◆ MATERIALS PROVIDED:
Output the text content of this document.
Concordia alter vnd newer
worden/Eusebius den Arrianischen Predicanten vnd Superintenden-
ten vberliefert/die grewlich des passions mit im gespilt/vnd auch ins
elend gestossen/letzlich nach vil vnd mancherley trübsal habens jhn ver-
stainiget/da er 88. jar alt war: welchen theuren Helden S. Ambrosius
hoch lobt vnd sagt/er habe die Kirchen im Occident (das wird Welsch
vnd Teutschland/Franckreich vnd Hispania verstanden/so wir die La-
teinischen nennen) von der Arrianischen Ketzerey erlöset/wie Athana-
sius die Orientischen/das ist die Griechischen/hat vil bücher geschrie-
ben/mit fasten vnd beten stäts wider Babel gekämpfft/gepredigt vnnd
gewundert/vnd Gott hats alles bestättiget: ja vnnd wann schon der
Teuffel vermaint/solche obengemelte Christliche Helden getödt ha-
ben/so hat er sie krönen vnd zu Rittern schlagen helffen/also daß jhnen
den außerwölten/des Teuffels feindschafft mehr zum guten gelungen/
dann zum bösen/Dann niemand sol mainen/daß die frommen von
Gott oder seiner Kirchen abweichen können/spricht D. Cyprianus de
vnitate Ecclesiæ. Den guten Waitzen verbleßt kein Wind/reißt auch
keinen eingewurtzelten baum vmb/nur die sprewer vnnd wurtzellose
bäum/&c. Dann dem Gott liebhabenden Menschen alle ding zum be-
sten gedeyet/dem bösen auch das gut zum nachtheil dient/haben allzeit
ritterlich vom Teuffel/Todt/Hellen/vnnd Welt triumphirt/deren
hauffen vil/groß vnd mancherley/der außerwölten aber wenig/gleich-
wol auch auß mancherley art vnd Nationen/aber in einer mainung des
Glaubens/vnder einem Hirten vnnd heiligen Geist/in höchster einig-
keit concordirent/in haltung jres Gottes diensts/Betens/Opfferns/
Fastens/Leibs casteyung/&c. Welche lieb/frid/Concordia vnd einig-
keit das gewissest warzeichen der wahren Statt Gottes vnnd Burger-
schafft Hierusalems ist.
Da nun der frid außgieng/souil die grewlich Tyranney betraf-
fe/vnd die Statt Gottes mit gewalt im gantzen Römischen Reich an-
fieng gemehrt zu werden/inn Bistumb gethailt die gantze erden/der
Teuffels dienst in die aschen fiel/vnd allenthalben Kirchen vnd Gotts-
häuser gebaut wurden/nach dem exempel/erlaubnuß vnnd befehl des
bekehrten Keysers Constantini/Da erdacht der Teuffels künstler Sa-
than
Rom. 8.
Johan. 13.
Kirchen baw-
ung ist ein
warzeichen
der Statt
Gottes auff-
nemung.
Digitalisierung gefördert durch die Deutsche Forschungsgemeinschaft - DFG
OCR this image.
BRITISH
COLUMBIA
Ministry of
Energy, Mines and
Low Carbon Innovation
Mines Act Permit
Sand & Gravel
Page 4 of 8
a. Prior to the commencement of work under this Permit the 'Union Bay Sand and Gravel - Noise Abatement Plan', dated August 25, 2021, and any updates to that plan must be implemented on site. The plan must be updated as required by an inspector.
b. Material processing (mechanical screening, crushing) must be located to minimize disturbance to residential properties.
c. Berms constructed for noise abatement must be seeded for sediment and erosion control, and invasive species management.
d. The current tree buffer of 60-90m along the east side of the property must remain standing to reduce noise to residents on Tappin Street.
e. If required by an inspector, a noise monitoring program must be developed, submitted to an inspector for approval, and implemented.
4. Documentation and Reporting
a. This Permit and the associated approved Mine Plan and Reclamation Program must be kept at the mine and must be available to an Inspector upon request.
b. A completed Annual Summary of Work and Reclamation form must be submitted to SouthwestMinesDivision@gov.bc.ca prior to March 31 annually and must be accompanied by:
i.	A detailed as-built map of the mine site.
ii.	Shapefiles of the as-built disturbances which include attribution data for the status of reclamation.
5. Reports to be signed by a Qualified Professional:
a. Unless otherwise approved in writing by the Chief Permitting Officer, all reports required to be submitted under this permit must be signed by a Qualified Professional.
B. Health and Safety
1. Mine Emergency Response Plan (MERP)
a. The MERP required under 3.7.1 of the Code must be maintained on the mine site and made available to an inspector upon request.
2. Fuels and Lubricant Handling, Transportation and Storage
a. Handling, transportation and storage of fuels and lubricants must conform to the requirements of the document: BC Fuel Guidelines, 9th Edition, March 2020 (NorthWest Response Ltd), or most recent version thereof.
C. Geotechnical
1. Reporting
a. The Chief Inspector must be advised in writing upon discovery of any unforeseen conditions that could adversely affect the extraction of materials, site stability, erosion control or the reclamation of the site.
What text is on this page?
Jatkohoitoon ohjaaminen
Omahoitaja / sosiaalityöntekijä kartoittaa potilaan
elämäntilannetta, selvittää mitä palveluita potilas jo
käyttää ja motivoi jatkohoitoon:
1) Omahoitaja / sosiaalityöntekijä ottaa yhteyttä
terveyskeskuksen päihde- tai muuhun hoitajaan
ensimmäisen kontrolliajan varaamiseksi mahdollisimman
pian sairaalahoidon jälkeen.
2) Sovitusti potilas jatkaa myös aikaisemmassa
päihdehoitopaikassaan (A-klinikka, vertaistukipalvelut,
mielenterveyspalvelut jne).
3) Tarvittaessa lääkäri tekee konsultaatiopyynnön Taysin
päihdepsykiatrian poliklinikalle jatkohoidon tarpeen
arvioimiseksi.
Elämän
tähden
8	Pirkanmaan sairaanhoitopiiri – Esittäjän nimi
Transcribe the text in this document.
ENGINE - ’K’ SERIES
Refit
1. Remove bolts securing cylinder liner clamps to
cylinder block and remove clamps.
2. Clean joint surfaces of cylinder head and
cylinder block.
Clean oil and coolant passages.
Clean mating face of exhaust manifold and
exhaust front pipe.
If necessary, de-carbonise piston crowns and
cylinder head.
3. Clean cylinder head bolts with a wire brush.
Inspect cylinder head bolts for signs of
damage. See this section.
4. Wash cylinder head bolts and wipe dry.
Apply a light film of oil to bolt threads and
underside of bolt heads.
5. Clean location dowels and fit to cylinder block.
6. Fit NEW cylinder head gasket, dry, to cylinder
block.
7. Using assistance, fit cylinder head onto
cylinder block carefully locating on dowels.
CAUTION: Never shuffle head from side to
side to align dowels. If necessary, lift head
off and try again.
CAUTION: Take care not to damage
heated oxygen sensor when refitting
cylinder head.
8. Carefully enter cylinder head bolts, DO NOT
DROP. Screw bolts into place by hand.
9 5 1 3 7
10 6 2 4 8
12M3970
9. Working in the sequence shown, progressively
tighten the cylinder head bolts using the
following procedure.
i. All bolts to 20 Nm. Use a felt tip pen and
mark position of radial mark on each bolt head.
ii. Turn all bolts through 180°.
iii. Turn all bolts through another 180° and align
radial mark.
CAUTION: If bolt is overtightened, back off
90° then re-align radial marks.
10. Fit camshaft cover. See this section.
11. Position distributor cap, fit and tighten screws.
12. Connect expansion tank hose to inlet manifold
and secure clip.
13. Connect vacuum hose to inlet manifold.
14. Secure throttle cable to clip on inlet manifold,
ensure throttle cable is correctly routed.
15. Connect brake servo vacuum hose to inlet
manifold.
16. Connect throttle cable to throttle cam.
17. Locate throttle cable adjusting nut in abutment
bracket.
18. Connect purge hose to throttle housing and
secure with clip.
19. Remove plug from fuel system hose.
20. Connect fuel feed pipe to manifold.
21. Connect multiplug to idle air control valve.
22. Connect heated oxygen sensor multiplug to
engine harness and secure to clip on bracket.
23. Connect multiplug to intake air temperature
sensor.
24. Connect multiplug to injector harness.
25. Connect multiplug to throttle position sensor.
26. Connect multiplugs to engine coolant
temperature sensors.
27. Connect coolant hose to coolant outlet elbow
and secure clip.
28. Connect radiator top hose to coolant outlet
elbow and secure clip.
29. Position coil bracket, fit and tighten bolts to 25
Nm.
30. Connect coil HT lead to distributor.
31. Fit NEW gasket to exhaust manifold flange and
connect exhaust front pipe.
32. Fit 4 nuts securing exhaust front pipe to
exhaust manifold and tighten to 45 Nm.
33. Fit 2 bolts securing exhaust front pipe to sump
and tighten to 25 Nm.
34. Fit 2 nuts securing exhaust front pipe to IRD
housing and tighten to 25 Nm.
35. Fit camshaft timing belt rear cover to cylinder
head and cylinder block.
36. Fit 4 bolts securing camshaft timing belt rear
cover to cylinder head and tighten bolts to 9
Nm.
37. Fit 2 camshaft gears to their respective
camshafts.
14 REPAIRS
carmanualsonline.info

◆ WHAT THE TASK ASKS:
Only lines with the string "auch" belong in your answer; copy each one.

◆ EXPECTED ANSWER:
ten vberliefert/die grewlich des passions mit im gespilt/vnd auch ins
vnitate Ecclesiæ. Den guten Waitzen verbleßt kein Wind/reißt auch
sten gedeyet/dem bösen auch das gut zum nachtheil dient/haben allzeit
wol auch auß mancherley art vnd Nationen/aber in einer mainung des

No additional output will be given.